Try it: Lines below that hold the word "dispersed" must be copied in full.

Data for analysis:
────────────────
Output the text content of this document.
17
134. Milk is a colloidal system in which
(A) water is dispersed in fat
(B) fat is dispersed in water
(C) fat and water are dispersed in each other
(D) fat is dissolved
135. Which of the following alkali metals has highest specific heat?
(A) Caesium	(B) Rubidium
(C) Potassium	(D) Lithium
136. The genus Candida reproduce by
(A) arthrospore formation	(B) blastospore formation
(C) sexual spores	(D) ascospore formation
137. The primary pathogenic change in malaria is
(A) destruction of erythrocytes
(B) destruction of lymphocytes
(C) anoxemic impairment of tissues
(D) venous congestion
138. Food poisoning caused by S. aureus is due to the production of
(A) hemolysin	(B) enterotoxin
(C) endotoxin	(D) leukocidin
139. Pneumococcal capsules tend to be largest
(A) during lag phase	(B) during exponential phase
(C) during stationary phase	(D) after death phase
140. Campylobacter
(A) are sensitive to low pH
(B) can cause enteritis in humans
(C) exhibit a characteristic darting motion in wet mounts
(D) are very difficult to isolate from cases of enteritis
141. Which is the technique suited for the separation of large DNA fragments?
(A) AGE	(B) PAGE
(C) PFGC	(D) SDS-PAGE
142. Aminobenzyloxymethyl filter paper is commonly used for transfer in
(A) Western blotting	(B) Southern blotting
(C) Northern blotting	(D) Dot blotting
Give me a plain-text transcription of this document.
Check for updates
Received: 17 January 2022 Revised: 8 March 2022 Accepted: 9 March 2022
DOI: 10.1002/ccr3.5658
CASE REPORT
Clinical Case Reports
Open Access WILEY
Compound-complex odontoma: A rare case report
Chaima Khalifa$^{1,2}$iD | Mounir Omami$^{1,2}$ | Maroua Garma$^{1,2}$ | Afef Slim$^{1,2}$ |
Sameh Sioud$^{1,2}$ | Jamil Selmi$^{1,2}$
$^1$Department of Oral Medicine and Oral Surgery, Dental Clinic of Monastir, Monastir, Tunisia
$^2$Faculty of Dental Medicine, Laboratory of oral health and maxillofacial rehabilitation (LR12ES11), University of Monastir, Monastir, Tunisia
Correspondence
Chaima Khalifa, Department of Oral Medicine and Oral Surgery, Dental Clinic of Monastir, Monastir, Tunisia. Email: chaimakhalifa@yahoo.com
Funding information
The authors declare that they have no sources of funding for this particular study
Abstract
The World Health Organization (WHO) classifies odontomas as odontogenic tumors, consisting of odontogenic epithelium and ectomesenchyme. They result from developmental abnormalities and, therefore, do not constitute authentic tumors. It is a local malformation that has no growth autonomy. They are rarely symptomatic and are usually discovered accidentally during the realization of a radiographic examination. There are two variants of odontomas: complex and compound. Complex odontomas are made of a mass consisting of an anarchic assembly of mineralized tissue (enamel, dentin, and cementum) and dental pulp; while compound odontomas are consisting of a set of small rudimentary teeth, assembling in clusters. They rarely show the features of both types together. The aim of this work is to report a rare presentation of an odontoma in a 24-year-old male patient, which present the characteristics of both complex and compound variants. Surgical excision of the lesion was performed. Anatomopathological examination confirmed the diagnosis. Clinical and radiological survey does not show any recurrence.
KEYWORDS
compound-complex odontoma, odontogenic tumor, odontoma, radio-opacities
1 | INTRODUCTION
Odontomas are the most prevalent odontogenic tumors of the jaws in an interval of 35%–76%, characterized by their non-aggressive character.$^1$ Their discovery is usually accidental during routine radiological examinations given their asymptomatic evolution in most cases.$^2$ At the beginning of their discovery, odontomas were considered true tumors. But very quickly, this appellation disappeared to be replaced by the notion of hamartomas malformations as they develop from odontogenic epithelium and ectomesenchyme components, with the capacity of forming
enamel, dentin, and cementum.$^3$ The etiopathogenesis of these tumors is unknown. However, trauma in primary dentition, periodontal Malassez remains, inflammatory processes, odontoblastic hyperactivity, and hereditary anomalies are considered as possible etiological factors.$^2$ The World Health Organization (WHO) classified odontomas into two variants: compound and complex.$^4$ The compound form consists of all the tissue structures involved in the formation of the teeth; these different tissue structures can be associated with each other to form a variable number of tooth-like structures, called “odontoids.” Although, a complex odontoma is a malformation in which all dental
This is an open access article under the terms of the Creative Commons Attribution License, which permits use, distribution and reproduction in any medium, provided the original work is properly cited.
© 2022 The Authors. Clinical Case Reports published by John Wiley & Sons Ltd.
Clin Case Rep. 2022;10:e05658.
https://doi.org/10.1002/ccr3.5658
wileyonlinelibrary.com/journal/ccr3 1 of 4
────────────────
Answer area:
(A) water is dispersed in fat
(B) fat is dispersed in water
(C) fat and water are dispersed in each other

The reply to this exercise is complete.